● WHAT TO PRODUCE
Please copy the stretch of the listing from its first line through the line containing "question-intro-text: Consider a", both included, word for word.

● RAW DATA
_ _ _ _

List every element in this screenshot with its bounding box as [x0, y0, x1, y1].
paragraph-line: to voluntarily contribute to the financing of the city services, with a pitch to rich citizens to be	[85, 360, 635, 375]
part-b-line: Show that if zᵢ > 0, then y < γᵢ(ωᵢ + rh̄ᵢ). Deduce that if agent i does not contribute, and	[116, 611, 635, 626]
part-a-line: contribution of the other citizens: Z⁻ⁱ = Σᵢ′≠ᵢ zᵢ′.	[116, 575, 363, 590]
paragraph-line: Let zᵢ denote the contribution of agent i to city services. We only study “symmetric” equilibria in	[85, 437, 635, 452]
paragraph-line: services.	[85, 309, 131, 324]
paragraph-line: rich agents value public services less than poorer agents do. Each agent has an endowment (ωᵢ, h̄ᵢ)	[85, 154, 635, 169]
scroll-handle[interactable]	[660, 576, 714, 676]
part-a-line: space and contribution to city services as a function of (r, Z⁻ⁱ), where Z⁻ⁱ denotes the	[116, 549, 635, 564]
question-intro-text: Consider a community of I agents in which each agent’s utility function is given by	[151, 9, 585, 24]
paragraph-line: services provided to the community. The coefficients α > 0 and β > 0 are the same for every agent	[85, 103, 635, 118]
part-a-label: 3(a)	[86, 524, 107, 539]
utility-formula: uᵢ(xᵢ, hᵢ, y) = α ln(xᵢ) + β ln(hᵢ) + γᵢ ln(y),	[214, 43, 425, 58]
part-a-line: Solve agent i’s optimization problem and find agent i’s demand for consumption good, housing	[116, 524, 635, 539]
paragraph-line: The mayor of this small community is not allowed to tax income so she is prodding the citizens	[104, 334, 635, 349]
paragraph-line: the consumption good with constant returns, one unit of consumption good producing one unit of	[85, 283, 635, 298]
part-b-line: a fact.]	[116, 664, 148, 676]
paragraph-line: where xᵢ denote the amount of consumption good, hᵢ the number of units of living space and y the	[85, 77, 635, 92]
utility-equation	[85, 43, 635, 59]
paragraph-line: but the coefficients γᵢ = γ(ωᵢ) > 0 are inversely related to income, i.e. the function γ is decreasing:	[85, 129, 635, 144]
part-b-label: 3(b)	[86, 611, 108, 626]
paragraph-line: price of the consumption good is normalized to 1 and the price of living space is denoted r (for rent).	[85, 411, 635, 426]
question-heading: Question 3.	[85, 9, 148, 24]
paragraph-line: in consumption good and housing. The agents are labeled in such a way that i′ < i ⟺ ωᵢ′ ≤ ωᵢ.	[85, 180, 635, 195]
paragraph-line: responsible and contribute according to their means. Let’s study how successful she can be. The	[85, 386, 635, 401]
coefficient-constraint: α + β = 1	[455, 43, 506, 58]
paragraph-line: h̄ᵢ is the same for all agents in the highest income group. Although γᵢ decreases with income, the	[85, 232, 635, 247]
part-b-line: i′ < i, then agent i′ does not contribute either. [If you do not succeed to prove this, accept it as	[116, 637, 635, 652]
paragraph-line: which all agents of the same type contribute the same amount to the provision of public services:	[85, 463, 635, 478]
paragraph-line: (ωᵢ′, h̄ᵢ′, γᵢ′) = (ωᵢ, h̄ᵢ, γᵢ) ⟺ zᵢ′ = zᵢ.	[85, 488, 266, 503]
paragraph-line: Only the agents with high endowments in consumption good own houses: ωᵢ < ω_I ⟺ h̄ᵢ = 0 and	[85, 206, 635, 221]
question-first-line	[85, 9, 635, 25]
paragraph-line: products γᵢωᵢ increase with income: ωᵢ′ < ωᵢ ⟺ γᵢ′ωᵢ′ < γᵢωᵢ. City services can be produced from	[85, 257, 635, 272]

_ _ _ _

● SOLVED EXERCISE
List every element in this screenshot with its bounding box as [x0, y0, x1, y1].
paragraph-line: to voluntarily contribute to the financing of the city services, with a pitch to rich citizens to be	[85, 360, 635, 375]
part-b-line: Show that if zᵢ > 0, then y < γᵢ(ωᵢ + rh̄ᵢ). Deduce that if agent i does not contribute, and	[116, 611, 635, 626]
part-a-line: contribution of the other citizens: Z⁻ⁱ = Σᵢ′≠ᵢ zᵢ′.	[116, 575, 363, 590]
paragraph-line: Let zᵢ denote the contribution of agent i to city services. We only study “symmetric” equilibria in	[85, 437, 635, 452]
paragraph-line: services.	[85, 309, 131, 324]
paragraph-line: rich agents value public services less than poorer agents do. Each agent has an endowment (ωᵢ, h̄ᵢ)	[85, 154, 635, 169]
scroll-handle[interactable]	[660, 576, 714, 676]
part-a-line: space and contribution to city services as a function of (r, Z⁻ⁱ), where Z⁻ⁱ denotes the	[116, 549, 635, 564]
question-intro-text: Consider a community of I agents in which each agent’s utility function is given by	[151, 9, 585, 24]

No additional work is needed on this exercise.